Lines that hold the word "مدیریت" should be located and copied.

§

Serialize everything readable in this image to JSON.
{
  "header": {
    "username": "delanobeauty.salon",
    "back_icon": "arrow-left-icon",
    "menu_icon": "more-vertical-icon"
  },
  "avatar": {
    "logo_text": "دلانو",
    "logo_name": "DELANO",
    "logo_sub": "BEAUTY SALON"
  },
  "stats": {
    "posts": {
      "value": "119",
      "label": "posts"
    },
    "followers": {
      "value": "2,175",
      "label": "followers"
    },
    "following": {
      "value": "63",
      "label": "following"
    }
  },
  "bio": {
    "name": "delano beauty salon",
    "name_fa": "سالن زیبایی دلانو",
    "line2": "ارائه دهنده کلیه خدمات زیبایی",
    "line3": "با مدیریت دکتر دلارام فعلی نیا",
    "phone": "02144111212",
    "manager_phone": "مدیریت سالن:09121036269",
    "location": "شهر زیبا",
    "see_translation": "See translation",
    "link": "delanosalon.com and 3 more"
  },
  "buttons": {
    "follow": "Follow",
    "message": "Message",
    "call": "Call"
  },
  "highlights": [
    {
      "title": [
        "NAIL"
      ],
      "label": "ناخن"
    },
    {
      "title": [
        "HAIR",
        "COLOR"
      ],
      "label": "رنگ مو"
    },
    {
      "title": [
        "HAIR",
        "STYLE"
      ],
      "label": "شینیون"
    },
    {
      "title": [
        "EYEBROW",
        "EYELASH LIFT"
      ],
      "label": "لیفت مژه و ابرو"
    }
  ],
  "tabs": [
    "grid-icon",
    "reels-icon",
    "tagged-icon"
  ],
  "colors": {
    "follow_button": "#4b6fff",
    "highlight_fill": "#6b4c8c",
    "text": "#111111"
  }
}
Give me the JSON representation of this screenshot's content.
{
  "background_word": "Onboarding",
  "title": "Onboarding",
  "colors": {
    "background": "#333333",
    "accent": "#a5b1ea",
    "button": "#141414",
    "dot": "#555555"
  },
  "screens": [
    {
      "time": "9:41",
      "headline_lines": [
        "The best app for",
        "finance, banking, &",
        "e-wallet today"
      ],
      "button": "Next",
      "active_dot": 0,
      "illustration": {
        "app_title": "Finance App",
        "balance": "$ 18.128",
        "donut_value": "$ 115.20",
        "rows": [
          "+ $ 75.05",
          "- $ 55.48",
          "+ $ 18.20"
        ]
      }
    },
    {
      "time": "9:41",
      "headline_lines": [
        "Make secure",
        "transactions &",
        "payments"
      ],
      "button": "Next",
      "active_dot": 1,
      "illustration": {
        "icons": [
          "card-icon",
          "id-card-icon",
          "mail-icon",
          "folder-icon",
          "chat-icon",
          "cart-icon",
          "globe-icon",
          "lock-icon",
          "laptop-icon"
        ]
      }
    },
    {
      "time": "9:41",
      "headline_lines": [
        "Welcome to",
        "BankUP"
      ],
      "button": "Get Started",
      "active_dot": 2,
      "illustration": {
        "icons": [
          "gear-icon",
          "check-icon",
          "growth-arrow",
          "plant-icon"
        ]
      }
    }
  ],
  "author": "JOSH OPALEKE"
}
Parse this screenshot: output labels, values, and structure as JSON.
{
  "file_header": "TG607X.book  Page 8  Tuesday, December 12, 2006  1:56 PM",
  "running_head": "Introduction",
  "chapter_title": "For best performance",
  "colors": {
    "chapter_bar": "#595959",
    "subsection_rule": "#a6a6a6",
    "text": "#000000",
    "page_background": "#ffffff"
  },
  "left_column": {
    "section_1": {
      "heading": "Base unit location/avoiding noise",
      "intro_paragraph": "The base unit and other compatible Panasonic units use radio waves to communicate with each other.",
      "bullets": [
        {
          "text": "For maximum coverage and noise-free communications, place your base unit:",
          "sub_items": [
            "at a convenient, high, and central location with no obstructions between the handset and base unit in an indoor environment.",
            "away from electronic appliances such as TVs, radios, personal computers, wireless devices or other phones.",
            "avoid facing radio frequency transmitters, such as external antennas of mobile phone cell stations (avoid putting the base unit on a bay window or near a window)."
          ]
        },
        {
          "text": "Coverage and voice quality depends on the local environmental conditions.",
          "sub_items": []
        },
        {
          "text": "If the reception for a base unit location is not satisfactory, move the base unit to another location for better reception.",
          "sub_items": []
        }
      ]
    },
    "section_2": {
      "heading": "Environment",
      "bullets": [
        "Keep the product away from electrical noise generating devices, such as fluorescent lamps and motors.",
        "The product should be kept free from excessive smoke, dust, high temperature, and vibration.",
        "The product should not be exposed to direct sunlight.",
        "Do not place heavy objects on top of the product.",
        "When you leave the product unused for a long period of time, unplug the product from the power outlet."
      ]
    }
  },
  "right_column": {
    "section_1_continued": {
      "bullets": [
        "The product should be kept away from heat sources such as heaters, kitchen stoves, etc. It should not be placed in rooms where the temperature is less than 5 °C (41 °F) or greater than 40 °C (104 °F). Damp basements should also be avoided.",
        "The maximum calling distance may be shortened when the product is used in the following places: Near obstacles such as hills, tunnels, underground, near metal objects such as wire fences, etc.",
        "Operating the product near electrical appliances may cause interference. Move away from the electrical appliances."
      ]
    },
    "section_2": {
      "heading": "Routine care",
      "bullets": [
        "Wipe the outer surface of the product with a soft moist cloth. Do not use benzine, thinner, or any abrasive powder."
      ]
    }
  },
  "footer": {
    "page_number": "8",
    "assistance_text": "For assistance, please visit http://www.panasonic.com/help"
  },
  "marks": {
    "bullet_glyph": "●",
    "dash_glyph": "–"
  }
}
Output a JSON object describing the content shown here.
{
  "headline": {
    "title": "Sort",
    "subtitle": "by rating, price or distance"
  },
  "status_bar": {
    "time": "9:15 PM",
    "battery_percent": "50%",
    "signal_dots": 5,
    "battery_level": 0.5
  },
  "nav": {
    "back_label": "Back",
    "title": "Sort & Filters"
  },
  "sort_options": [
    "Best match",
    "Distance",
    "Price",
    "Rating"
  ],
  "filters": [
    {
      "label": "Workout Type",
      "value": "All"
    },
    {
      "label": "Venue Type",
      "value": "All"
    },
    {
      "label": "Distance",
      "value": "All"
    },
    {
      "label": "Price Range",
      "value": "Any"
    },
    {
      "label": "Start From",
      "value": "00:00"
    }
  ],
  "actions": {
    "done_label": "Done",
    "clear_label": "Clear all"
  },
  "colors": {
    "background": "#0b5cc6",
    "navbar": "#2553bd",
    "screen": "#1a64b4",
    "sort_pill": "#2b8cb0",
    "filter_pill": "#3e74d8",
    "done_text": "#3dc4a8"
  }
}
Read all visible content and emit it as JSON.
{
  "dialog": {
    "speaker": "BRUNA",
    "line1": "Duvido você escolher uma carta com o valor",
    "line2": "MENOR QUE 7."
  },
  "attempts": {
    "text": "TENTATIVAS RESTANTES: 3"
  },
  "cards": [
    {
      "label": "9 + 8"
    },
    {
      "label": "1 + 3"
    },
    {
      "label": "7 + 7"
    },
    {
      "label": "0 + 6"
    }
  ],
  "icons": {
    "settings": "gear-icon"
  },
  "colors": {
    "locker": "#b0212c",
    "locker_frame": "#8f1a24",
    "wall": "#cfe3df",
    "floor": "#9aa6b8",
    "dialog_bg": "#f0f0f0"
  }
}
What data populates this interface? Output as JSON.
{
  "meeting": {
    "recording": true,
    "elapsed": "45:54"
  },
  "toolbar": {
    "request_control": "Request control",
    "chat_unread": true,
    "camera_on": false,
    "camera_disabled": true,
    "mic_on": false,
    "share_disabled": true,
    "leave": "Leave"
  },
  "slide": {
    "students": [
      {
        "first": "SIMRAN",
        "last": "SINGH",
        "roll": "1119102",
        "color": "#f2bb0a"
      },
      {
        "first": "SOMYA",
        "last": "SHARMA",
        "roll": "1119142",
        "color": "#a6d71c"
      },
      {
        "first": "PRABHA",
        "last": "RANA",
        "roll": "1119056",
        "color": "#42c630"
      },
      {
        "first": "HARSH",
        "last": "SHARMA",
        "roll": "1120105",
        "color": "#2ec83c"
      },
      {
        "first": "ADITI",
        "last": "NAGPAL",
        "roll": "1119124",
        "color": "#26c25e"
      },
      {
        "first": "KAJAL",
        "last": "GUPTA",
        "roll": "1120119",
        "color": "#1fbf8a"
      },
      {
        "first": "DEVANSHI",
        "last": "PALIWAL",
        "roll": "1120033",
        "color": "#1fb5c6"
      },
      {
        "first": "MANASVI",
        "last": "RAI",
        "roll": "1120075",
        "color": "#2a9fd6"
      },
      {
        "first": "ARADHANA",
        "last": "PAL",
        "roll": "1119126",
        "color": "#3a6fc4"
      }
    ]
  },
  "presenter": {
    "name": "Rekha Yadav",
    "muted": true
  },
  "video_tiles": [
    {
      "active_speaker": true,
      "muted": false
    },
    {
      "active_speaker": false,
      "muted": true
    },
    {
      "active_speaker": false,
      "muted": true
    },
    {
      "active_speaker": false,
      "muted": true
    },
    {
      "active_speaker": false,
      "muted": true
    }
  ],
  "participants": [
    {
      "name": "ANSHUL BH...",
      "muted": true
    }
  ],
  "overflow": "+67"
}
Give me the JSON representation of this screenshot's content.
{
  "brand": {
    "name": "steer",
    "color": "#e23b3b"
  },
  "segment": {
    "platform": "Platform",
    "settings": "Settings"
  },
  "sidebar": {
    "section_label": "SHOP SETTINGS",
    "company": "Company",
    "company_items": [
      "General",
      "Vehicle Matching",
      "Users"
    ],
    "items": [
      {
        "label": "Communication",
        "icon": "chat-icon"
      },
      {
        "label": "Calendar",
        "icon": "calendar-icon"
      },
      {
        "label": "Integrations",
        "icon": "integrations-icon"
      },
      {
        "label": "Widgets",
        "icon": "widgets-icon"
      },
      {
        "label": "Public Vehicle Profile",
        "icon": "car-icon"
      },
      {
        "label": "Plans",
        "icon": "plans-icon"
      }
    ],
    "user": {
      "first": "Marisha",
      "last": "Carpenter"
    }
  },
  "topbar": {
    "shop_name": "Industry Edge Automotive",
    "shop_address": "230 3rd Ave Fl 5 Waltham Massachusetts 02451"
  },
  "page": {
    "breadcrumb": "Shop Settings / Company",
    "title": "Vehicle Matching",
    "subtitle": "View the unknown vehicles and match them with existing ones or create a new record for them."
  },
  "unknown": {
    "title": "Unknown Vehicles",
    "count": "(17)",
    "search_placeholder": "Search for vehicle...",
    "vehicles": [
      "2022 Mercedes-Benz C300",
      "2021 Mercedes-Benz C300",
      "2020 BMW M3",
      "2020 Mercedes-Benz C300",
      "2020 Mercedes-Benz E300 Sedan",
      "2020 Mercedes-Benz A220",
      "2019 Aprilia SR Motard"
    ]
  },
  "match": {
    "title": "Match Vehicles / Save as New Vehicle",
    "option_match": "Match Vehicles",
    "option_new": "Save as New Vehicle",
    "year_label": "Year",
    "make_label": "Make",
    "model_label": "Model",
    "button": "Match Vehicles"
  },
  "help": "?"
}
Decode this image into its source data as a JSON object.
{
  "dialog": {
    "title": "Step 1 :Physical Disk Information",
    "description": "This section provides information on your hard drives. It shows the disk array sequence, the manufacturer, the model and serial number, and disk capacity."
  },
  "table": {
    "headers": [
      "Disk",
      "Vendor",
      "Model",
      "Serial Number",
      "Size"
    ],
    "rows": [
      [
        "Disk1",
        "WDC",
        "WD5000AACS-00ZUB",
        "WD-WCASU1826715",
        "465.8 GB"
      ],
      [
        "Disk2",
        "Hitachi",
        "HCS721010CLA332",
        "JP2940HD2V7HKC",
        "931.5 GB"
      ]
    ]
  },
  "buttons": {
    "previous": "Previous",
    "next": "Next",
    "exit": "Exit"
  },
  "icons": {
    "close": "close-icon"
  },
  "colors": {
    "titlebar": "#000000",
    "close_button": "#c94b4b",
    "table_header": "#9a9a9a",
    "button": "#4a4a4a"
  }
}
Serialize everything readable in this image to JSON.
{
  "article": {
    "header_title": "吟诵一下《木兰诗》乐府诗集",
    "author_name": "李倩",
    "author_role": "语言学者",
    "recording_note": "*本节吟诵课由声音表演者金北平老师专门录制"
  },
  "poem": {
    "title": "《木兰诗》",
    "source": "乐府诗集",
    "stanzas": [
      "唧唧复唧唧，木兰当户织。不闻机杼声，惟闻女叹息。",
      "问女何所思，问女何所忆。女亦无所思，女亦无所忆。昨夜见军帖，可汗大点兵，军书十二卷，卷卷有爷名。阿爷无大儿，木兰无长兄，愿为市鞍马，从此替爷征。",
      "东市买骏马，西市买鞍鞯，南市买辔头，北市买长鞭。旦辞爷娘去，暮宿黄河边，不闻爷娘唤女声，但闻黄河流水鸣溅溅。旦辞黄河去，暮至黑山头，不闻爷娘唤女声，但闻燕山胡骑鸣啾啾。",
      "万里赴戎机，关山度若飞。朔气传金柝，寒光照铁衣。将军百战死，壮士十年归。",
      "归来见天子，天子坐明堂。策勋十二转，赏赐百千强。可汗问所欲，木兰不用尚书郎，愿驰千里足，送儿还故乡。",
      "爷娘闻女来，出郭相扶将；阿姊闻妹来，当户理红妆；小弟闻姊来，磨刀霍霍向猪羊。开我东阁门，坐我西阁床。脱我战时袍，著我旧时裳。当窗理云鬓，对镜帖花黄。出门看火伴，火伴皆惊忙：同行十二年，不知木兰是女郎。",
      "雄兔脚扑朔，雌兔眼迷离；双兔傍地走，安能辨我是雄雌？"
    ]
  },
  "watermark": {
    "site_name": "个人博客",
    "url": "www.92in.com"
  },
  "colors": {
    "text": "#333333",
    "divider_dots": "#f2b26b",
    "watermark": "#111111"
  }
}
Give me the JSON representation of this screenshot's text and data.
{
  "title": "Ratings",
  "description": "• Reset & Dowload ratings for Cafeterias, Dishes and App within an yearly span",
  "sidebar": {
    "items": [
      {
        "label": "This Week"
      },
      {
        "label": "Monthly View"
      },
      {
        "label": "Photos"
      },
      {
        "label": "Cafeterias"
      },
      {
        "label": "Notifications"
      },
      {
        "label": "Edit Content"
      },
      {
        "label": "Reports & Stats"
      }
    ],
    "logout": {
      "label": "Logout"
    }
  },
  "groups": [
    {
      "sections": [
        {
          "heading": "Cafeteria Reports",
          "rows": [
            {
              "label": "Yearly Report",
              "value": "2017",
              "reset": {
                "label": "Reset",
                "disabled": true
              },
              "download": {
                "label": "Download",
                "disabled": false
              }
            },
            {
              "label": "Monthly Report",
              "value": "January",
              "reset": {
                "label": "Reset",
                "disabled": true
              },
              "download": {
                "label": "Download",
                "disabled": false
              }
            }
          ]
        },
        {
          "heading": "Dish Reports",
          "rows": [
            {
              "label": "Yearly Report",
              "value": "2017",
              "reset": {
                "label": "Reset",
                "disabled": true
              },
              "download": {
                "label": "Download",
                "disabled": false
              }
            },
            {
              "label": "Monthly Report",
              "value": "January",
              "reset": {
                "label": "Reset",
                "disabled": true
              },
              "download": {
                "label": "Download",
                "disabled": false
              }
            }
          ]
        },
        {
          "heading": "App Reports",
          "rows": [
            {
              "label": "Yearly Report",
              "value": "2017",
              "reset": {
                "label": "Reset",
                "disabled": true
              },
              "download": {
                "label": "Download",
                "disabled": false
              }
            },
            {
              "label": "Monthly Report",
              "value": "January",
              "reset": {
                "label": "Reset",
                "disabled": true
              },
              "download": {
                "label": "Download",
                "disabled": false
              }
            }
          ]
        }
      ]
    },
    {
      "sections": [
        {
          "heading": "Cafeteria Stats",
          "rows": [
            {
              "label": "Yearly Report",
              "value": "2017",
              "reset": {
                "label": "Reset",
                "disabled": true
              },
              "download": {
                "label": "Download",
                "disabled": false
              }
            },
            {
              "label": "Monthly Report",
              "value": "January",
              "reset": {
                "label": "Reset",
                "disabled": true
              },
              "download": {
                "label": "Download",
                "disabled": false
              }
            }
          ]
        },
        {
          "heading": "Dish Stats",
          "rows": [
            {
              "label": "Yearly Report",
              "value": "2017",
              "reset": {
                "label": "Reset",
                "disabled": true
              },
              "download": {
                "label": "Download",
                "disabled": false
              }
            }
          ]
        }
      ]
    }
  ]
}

§

→ **THE SOLUTION**
    "line3": "با مدیریت دکتر دلارام فعلی نیا",
    "manager_phone": "مدیریت سالن:09121036269",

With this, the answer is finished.